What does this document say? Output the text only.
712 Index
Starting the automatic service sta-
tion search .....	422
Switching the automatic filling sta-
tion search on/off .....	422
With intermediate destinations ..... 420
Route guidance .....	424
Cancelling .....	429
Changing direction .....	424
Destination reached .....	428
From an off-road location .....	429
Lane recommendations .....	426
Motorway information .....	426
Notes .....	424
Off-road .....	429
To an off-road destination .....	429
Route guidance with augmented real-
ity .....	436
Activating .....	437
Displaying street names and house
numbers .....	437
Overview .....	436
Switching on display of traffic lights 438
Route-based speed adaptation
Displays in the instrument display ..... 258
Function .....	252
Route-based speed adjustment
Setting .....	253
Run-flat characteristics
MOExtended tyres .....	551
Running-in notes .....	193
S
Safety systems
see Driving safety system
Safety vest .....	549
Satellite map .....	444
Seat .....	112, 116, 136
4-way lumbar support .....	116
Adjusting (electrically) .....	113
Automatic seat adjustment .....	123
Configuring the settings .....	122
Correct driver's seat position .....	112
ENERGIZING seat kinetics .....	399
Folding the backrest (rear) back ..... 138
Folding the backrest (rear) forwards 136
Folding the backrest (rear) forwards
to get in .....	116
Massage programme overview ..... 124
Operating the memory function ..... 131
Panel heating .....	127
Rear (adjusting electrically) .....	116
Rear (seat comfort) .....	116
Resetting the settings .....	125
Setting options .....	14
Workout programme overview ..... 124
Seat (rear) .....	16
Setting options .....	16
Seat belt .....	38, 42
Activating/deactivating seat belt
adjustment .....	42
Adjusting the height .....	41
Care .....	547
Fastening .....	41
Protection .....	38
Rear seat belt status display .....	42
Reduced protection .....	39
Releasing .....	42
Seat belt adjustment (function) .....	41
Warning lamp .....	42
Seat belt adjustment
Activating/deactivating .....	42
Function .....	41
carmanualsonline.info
━━━━━━━━━━━━━━━━
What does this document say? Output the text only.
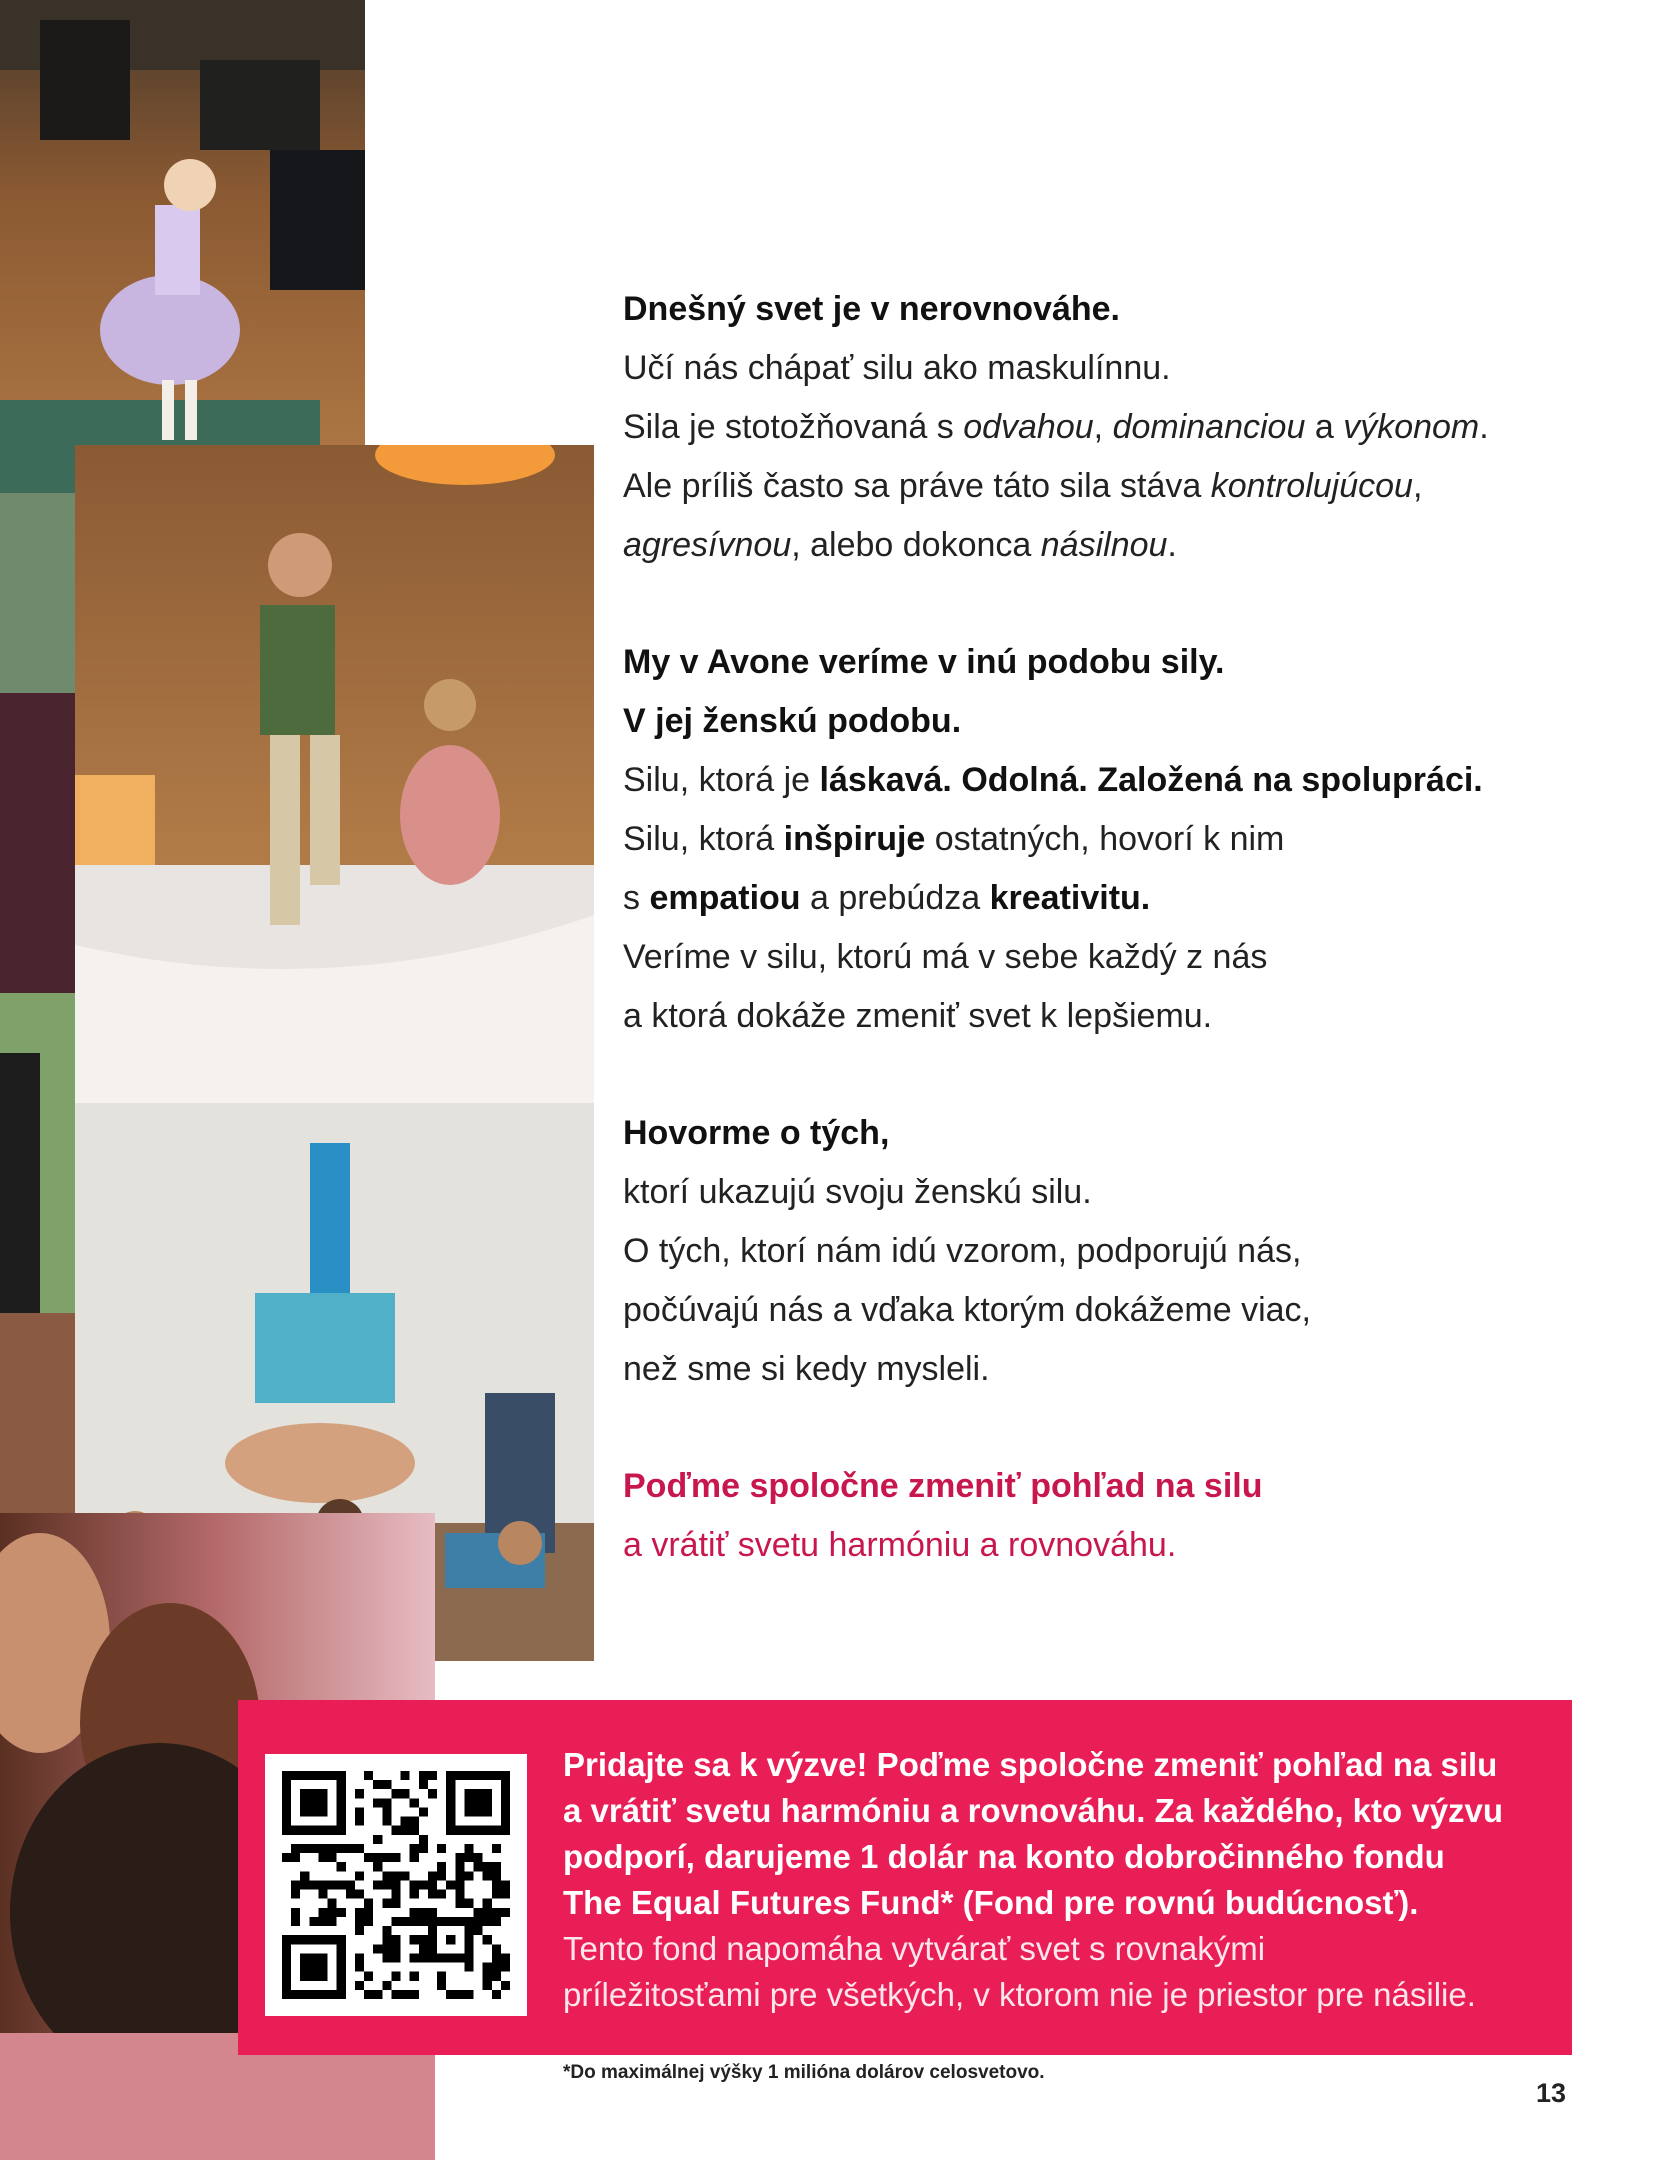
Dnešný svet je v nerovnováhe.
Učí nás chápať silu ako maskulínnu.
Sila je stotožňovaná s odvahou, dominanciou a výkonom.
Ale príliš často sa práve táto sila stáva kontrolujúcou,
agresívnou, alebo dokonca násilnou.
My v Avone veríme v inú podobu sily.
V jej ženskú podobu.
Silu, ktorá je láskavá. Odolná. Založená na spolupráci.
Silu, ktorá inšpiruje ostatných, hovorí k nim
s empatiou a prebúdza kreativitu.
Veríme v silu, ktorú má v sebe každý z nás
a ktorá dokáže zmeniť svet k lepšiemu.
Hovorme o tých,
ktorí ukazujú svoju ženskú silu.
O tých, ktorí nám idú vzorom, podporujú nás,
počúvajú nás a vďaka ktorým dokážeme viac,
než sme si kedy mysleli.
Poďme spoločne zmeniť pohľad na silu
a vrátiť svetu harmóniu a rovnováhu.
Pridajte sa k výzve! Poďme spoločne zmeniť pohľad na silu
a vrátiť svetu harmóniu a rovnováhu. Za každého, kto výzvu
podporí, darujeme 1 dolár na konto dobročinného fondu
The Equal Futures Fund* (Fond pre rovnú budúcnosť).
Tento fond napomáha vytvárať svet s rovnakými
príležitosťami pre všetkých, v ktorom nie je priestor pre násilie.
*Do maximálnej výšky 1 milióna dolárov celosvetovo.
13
━━━━━━━━━━━━━━━━
• _DO THIS_
Search the data above for the string "Folding" and return every line that has it.

• _RESULT OF THE EXERCISE_
Folding the backrest (rear) back ..... 138
Folding the backrest (rear) forwards 136
Folding the backrest (rear) forwards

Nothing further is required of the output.